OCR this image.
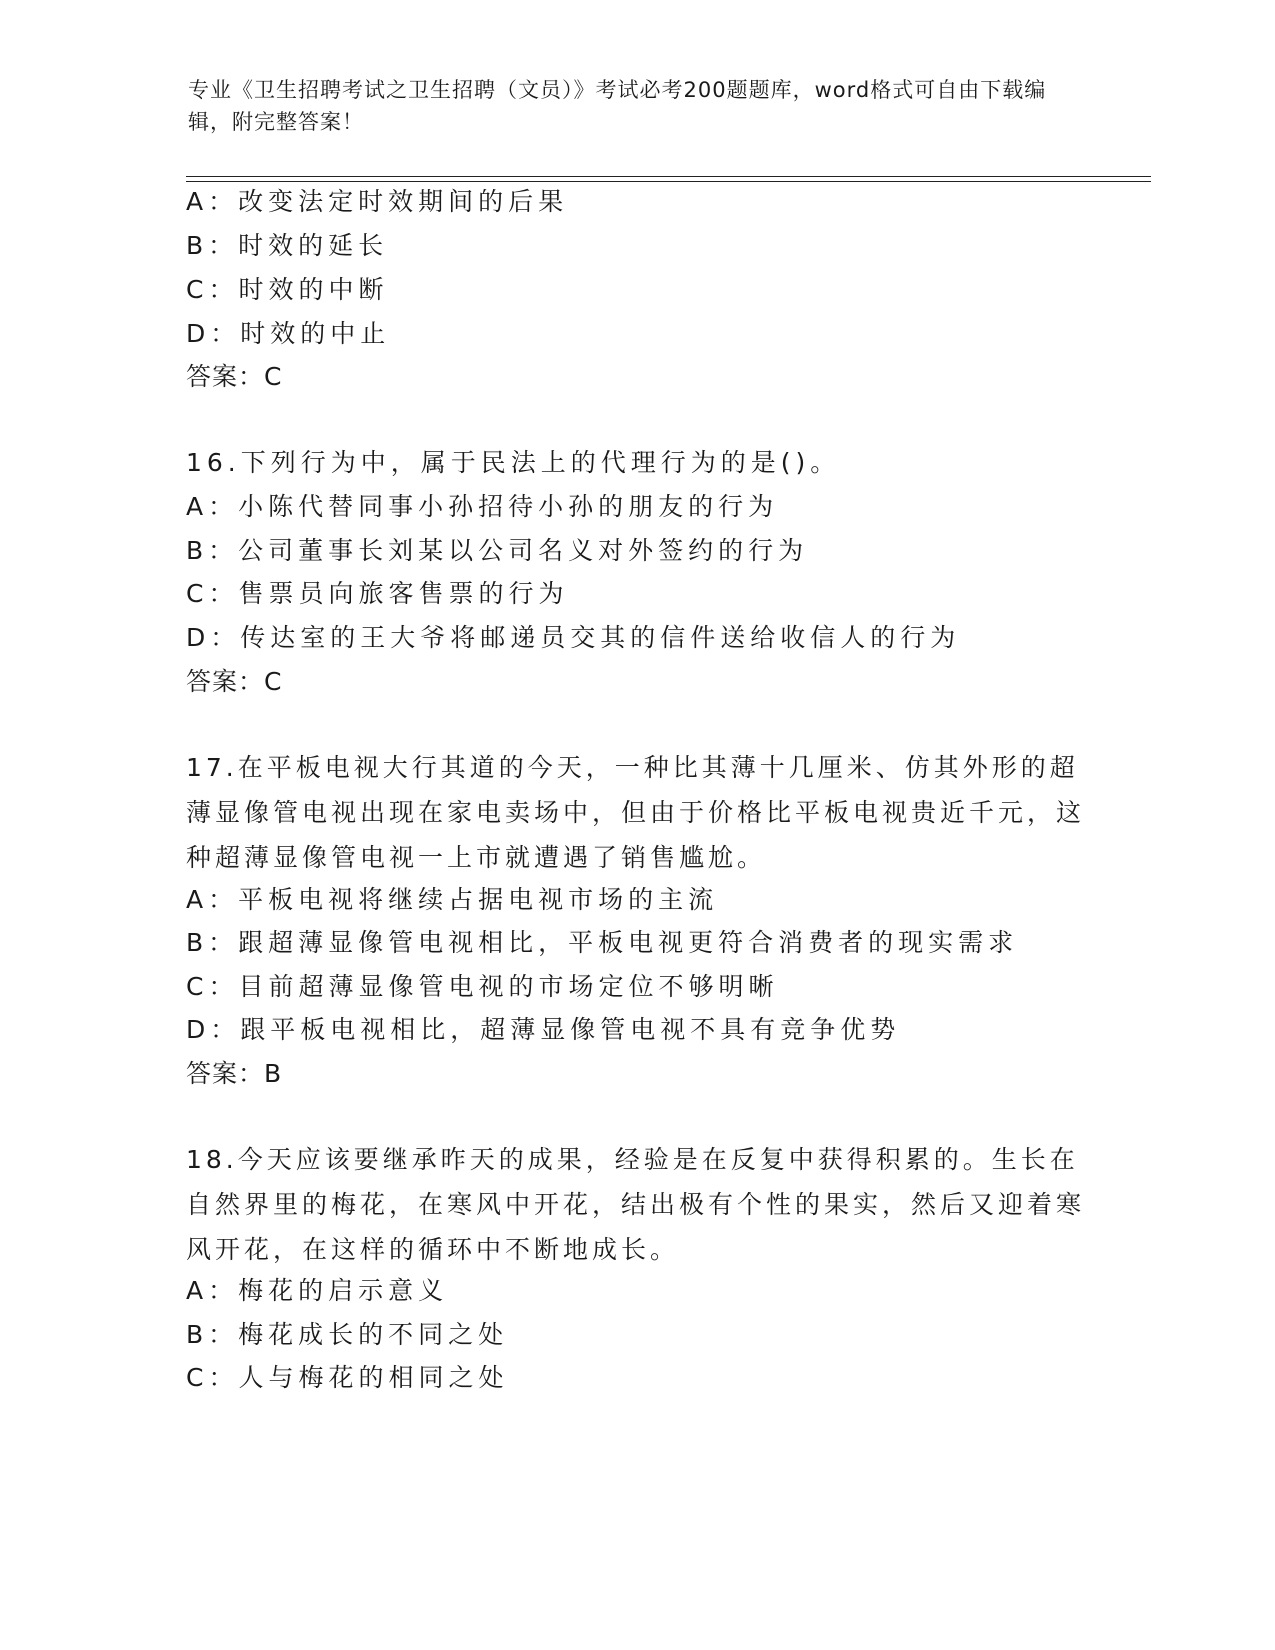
专业《卫生招聘考试之卫生招聘（文员）》考试必考200题题库，word格式可自由下载编辑，附完整答案！
A：改变法定时效期间的后果
B：时效的延长
C：时效的中断
D：时效的中止
答案：C
16.下列行为中，属于民法上的代理行为的是()。
A：小陈代替同事小孙招待小孙的朋友的行为
B：公司董事长刘某以公司名义对外签约的行为
C：售票员向旅客售票的行为
D：传达室的王大爷将邮递员交其的信件送给收信人的行为
答案：C
17.在平板电视大行其道的今天，一种比其薄十几厘米、仿其外形的超薄显像管电视出现在家电卖场中，但由于价格比平板电视贵近千元，这种超薄显像管电视一上市就遭遇了销售尴尬。
A：平板电视将继续占据电视市场的主流
B：跟超薄显像管电视相比，平板电视更符合消费者的现实需求
C：目前超薄显像管电视的市场定位不够明晰
D：跟平板电视相比，超薄显像管电视不具有竞争优势
答案：B
18.今天应该要继承昨天的成果，经验是在反复中获得积累的。生长在自然界里的梅花，在寒风中开花，结出极有个性的果实，然后又迎着寒风开花，在这样的循环中不断地成长。
A：梅花的启示意义
B：梅花成长的不同之处
C：人与梅花的相同之处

________________________________________

Transcribe all the lines above exactly, apart from the pictures.

OCR this image.
专业《卫生招聘考试之卫生招聘（文员）》考试必考200题题库，word格式可自由下载编辑，附完整答案！
A：改变法定时效期间的后果
B：时效的延长
C：时效的中断
D：时效的中止
答案：C
16.下列行为中，属于民法上的代理行为的是()。
A：小陈代替同事小孙招待小孙的朋友的行为
B：公司董事长刘某以公司名义对外签约的行为
C：售票员向旅客售票的行为
D：传达室的王大爷将邮递员交其的信件送给收信人的行为
答案：C
17.在平板电视大行其道的今天，一种比其薄十几厘米、仿其外形的超薄显像管电视出现在家电卖场中，但由于价格比平板电视贵近千元，这种超薄显像管电视一上市就遭遇了销售尴尬。
A：平板电视将继续占据电视市场的主流
B：跟超薄显像管电视相比，平板电视更符合消费者的现实需求
C：目前超薄显像管电视的市场定位不够明晰
D：跟平板电视相比，超薄显像管电视不具有竞争优势
答案：B
18.今天应该要继承昨天的成果，经验是在反复中获得积累的。生长在自然界里的梅花，在寒风中开花，结出极有个性的果实，然后又迎着寒风开花，在这样的循环中不断地成长。
A：梅花的启示意义
B：梅花成长的不同之处
C：人与梅花的相同之处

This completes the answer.